▸ REQUIREMENT
Gather, from the data below, each line in which the word "text" occurs.
——————
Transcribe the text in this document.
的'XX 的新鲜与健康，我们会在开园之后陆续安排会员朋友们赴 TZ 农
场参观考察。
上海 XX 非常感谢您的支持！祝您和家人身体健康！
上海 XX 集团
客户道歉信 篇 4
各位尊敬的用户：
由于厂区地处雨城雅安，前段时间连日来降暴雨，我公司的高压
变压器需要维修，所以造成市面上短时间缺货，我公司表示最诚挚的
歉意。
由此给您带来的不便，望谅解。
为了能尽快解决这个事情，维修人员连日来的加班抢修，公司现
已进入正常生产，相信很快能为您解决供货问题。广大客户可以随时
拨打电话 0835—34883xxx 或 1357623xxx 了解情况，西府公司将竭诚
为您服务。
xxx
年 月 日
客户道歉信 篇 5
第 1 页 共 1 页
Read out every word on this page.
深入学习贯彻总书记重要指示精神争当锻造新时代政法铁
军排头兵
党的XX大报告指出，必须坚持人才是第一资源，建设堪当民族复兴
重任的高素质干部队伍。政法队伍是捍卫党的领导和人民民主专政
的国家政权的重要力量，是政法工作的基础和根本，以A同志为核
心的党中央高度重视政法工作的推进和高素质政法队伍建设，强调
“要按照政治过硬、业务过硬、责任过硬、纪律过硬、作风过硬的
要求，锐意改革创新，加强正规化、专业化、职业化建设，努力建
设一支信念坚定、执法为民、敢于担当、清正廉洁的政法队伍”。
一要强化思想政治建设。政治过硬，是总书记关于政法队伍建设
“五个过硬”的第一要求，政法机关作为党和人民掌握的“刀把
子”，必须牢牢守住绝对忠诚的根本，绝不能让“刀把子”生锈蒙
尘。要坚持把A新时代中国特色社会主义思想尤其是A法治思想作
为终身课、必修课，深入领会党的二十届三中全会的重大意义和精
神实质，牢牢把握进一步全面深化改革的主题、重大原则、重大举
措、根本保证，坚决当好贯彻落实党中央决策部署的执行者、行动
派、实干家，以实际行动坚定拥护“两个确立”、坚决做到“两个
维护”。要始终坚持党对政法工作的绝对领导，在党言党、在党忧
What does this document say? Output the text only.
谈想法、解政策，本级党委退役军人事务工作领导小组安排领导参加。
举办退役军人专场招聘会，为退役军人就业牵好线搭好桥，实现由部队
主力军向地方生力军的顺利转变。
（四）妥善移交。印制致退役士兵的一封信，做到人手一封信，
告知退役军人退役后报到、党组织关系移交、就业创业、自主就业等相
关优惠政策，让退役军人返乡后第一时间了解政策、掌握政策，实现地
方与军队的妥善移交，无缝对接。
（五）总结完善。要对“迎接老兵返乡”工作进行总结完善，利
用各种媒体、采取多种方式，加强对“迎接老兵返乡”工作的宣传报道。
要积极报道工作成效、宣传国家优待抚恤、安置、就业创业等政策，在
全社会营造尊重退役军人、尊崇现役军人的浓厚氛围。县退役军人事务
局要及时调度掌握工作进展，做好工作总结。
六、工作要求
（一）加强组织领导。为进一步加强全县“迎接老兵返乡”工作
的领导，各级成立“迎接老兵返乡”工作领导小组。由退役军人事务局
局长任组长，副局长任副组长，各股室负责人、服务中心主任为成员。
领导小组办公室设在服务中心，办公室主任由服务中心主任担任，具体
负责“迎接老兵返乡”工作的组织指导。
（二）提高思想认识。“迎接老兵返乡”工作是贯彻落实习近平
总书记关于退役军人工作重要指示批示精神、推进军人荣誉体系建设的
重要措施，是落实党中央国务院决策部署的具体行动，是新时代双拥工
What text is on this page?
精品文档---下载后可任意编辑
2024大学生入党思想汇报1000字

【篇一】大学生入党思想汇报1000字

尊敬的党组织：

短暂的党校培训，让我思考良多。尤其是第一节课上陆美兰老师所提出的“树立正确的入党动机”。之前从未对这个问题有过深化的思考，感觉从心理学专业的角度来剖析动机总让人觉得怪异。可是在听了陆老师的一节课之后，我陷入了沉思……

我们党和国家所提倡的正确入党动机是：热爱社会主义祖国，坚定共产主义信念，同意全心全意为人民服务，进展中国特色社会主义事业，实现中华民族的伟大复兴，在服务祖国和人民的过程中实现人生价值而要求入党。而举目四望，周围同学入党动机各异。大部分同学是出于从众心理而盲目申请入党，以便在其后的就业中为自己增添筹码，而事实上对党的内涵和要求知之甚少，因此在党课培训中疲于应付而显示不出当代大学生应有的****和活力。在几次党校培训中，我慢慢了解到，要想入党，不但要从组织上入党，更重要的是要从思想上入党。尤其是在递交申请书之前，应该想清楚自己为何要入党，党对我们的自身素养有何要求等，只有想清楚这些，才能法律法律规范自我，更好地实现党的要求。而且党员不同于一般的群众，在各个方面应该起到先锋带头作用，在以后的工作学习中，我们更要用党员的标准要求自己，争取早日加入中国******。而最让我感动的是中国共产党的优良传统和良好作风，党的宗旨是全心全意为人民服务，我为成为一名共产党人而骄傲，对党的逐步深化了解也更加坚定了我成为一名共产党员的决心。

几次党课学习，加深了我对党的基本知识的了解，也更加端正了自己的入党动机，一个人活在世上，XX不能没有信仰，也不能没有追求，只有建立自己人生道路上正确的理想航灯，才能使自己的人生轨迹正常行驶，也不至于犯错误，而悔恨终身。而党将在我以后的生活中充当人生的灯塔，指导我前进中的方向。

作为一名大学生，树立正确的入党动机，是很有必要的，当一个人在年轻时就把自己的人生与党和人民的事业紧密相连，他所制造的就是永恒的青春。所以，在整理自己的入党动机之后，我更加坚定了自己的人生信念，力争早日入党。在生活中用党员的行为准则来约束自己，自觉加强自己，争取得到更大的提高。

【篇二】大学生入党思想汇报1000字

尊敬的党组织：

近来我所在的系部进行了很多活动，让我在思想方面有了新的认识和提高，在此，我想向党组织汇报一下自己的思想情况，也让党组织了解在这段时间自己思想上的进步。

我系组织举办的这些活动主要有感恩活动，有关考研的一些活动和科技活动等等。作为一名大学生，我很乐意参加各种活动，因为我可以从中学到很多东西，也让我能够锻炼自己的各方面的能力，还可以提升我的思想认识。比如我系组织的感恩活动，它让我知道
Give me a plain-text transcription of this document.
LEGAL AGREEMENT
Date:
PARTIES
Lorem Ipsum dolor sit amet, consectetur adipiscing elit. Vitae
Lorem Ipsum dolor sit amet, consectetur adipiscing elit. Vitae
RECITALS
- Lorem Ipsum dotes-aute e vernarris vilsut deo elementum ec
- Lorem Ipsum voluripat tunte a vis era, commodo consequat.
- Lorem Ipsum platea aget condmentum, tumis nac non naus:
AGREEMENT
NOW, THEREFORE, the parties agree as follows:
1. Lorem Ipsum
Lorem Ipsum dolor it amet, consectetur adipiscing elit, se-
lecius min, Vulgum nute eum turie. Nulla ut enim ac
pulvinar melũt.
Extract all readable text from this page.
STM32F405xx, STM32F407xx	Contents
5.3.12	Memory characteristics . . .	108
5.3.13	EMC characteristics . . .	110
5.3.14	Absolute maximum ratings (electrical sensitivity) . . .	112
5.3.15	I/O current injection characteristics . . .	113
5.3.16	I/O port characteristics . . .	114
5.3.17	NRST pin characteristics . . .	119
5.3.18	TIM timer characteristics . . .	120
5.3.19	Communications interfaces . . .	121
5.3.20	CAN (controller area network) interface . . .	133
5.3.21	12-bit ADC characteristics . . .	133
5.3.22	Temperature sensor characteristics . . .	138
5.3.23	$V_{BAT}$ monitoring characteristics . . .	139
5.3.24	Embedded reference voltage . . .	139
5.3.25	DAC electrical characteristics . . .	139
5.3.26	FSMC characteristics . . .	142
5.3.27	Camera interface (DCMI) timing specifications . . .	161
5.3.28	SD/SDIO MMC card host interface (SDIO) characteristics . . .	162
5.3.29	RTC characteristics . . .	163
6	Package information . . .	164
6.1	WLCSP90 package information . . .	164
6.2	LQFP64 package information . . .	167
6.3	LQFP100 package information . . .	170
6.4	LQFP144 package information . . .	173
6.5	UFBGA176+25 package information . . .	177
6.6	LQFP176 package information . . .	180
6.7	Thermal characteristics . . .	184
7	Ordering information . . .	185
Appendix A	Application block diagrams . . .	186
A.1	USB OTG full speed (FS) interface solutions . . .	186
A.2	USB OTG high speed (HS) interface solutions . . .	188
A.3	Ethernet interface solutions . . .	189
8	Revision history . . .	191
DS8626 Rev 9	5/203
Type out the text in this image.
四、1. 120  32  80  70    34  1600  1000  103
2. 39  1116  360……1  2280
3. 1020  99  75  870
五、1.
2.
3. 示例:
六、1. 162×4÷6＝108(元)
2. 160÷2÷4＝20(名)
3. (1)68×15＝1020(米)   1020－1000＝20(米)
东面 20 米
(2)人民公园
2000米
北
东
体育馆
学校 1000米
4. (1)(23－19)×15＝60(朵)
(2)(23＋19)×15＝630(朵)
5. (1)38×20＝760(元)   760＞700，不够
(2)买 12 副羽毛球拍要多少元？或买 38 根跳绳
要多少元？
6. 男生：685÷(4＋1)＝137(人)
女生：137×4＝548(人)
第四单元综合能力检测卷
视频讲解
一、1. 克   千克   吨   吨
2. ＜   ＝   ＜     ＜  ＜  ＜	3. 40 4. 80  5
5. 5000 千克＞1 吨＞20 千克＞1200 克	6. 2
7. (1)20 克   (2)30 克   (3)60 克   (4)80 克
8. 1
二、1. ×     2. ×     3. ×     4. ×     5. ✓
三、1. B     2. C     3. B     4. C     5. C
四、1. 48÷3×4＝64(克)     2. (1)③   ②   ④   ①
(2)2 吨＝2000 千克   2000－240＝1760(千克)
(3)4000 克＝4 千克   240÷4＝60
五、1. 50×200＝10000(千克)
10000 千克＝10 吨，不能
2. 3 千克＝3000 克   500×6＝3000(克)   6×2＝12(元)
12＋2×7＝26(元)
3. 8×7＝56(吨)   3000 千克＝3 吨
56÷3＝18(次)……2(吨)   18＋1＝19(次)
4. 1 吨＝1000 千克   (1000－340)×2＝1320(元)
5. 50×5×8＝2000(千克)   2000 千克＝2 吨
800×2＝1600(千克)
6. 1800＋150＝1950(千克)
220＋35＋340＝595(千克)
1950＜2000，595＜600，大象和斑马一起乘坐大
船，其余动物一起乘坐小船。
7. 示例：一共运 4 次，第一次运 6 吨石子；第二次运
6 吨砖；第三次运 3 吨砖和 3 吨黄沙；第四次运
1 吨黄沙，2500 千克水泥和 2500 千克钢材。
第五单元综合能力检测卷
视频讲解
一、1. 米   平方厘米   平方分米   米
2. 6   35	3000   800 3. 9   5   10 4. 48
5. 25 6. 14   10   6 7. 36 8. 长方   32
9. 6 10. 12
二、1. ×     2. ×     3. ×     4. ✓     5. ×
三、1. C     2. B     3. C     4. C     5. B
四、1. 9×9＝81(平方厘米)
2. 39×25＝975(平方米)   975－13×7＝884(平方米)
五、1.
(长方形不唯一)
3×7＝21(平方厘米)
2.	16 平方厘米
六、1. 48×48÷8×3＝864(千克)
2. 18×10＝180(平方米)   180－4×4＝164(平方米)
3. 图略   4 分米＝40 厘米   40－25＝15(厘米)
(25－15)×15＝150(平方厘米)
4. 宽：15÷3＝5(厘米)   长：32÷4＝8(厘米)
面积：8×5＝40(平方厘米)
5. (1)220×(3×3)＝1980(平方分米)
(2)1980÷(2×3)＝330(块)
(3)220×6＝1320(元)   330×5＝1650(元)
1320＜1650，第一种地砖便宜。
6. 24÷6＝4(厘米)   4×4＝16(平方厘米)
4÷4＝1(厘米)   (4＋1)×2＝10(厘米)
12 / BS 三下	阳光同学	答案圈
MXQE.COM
——————
▸ RESPONSE TO THE TASK
Transcribe the text in this document.
What does this document say? Output the text only.
What text is on this page?
Give me a plain-text transcription of this document.
Extract all readable text from this page.
Type out the text in this image.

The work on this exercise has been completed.